SEZIONE DI TESTO:
┌──

PETRONE, Igino
PETRONE, Igino. – Nacque a Limosano, presso Campobasso, il 21 settembre 1870, da Errico, notaio, e da Giulia Iacovone.
Dopo i primi studi, compiuti nella provincia natale e a Cerreto Sannita, si trasferì a Napoli, dove frequentò l’Università laureandosi, già nel 1891, in giurisprudenza. Nel 1892 usufruì di una borsa di perfezionamento presso l’Università di Monaco di Baviera, studiando sotto la supervisione di Georg Hertling, uomo politico e filosofo di ispirazione neotomista.
A partire dall’anno successivo, iniziò a collaborare con la Rivista internazionale di scienze sociali e discipline ausiliarie, presieduta da Salvatore Talamo e Giuseppe Toniolo. Risalgono a quel periodo alcune importanti amicizie, come quelle con Romolo Murri e padre Giovanni Semeria. Nel 1894, avendo pubblicato un paio di scritti di argomento giuridico e politico, Petrone ottenne la libera docenza in filosofia del diritto all’Università di Roma. Tra i lavori più interessanti di quel periodo si segnalano La fase recentissima della filosofia del diritto in Germania (1895) e Un nuovo saggio sulla concezione materialistica della storia (1896).

└──

ESTRATTI DEI RECORD:
┌──

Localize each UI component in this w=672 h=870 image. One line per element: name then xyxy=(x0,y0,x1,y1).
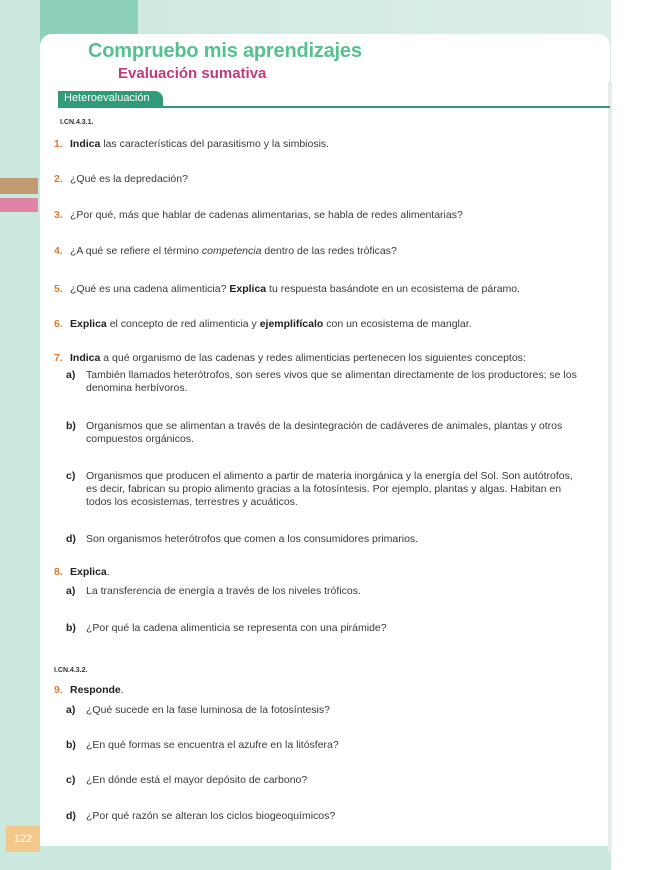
item-text: Organismos que se alimentan a través de la desintegración de cadáveres de animales, plantas y otros compuestos orgánicos. xyxy=(86,420,563,445)
q9-item-b xyxy=(66,739,586,752)
question-number: 7. xyxy=(54,352,63,364)
question-number: 5. xyxy=(54,283,63,295)
question-number: 8. xyxy=(54,566,63,578)
question-text-end: con un ecosistema de manglar. xyxy=(323,318,472,330)
question-7 xyxy=(54,352,599,365)
item-letter: c) xyxy=(66,470,76,482)
margin-tab-brown xyxy=(0,178,38,194)
item-text: La transferencia de energía a través de los niveles tróficos. xyxy=(86,585,361,597)
question-1 xyxy=(54,138,599,151)
card-edge xyxy=(608,82,612,852)
item-text: ¿En qué formas se encuentra el azufre en la litósfera? xyxy=(86,739,339,751)
question-text: . xyxy=(106,566,110,578)
question-number: 2. xyxy=(54,173,63,185)
left-margin-strip xyxy=(0,0,40,870)
item-letter: a) xyxy=(66,704,76,716)
question-verb: Explica xyxy=(70,318,107,330)
item-text: También llamados heterótrofos, son seres vivos que se alimentan directamente de los productores; se los denomina herbívoros. xyxy=(86,369,577,394)
question-verb: Explica xyxy=(229,283,267,295)
q7-item-c xyxy=(66,470,586,509)
question-text: ¿A qué se refiere el término xyxy=(70,245,202,257)
indicator-code: I.CN.4.3.1. xyxy=(60,119,94,126)
question-5 xyxy=(54,283,599,296)
item-text: Organismos que producen el alimento a partir de materia inorgánica y la energía del Sol. Son autótrofos, es decir, fabrican su propio alimento gracias a la fotosíntesis. Por ejemplo, plantas y algas. Habitan en todos los ecosistemas, terrestres y acuáticos. xyxy=(86,470,573,508)
page-title: Compruebo mis aprendizajes xyxy=(88,40,362,62)
item-letter: b) xyxy=(66,622,76,634)
question-verb-2: ejemplifícalo xyxy=(259,318,324,330)
section-divider xyxy=(58,106,610,108)
q7-item-a xyxy=(66,369,586,395)
question-verb: Explica xyxy=(70,566,107,578)
question-text: el concepto de red alimenticia y xyxy=(106,318,260,330)
q9-item-c xyxy=(66,774,586,787)
question-9 xyxy=(54,684,599,697)
question-text: a qué organismo de las cadenas y redes alimenticias pertenecen los siguientes conceptos: xyxy=(100,352,526,364)
question-text: ¿Qué es una cadena alimenticia? xyxy=(70,283,230,295)
right-margin xyxy=(611,0,672,870)
q7-item-d xyxy=(66,533,586,546)
question-4 xyxy=(54,245,599,258)
question-number: 3. xyxy=(54,209,63,221)
item-letter: b) xyxy=(66,739,76,751)
question-text: . xyxy=(120,684,124,696)
q9-item-d xyxy=(66,810,586,823)
item-text: Son organismos heterótrofos que comen a los consumidores primarios. xyxy=(86,533,419,545)
margin-tab-pink xyxy=(0,198,38,212)
item-letter: c) xyxy=(66,774,76,786)
question-text-end: tu respuesta basándote en un ecosistema de páramo. xyxy=(266,283,521,295)
indicator-code: I.CN.4.3.2. xyxy=(54,667,88,674)
item-text: ¿Qué sucede en la fase luminosa de la fotosíntesis? xyxy=(86,704,330,716)
item-letter: d) xyxy=(66,810,76,822)
question-number: 9. xyxy=(54,684,63,696)
item-text: ¿Por qué la cadena alimenticia se representa con una pirámide? xyxy=(86,622,387,634)
question-verb: Indica xyxy=(70,138,101,150)
question-italic-term: competencia xyxy=(201,245,262,257)
question-number: 1. xyxy=(54,138,63,150)
question-text-end: dentro de las redes tróficas? xyxy=(261,245,397,257)
q7-item-b xyxy=(66,420,586,446)
question-verb: Indica xyxy=(70,352,101,364)
page-number: 122 xyxy=(6,826,40,852)
bottom-band xyxy=(0,842,672,870)
question-verb: Responde xyxy=(70,684,121,696)
q8-item-a xyxy=(66,585,586,598)
item-text: ¿Por qué razón se alteran los ciclos biogeoquímicos? xyxy=(86,810,336,822)
question-number: 4. xyxy=(54,245,63,257)
question-number: 6. xyxy=(54,318,63,330)
item-letter: d) xyxy=(66,533,76,545)
section-label: Heteroevaluación xyxy=(64,92,150,104)
question-8 xyxy=(54,566,599,579)
item-letter: b) xyxy=(66,420,76,432)
item-letter: a) xyxy=(66,585,76,597)
question-text: las características del parasitismo y la simbiosis. xyxy=(100,138,330,150)
question-2 xyxy=(54,173,599,186)
question-3 xyxy=(54,209,599,222)
page-subtitle: Evaluación sumativa xyxy=(118,65,267,82)
q9-item-a xyxy=(66,704,586,717)
item-text: ¿En dónde está el mayor depósito de carbono? xyxy=(86,774,308,786)
q8-item-b xyxy=(66,622,586,635)
question-text: ¿Qué es la depredación? xyxy=(70,173,188,185)
item-letter: a) xyxy=(66,369,76,381)
question-6 xyxy=(54,318,599,331)
question-text: ¿Por qué, más que hablar de cadenas alimentarias, se habla de redes alimentarias? xyxy=(70,209,463,221)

└──

ISTRUZIONI DI LAVORO:
• 1. Per favore, riproduci fedelmente la biografia di Igino Petrone, tutto ciò che va da "A partire dall’anno" giù fino a "della storia (1896).".
• 2. Scrivi la parte successiva della biografia di Igino Petrone, riprendendo subito dopo la sua ultima frase.

RISPOSTE IN ORDINE:
• 1.
A partire dall’anno successivo, iniziò a collaborare con la Rivista internazionale di scienze sociali e discipline ausiliarie, presieduta da Salvatore Talamo e Giuseppe Toniolo. Risalgono a quel periodo alcune importanti amicizie, come quelle con Romolo Murri e padre Giovanni Semeria. Nel 1894, avendo pubblicato un paio di scritti di argomento giuridico e politico, Petrone ottenne la libera docenza in filosofia del diritto all’Università di Roma. Tra i lavori più interessanti di quel periodo si segnalano La fase recentissima della filosofia del diritto in Germania (1895) e Un nuovo saggio sulla concezione materialistica della storia (1896).

• 2.
Nel primo lavoro Petrone afferma la necessità di fondare su basi filosofiche il diritto naturale, in confronto con l’idealismo classico tedesco. Il secondo è una recensione allo scritto Del materialismo storico. Dilucidazione preliminare di Antonio Labriola: nonostante critichi il rigido determinismo della previsione storica marxiana, Petrone assume qui una posizione aperta e moderata nei confronti delle istanze di Labriola, e denota conoscenza diretta del Capitale.
Dal 1896 fu sindaco di Limosano, il suo paese d’origine.
Nello stesso anno proseguì l’opera filosofica con gli scritti La filosofia del diritto al lume dell’idealismo critico e Le nuove forme dello scetticismo morale e del materialismo giuridico, in cui le linee-guida del suo pensiero apparvero chiare: riconduzione del problema giuridico al problema morale; critica radicale dell’astrattezza metodologica di matrice materialistica e positivistica; rivendicazione dell’assolutezza e della spiritualità dei valori.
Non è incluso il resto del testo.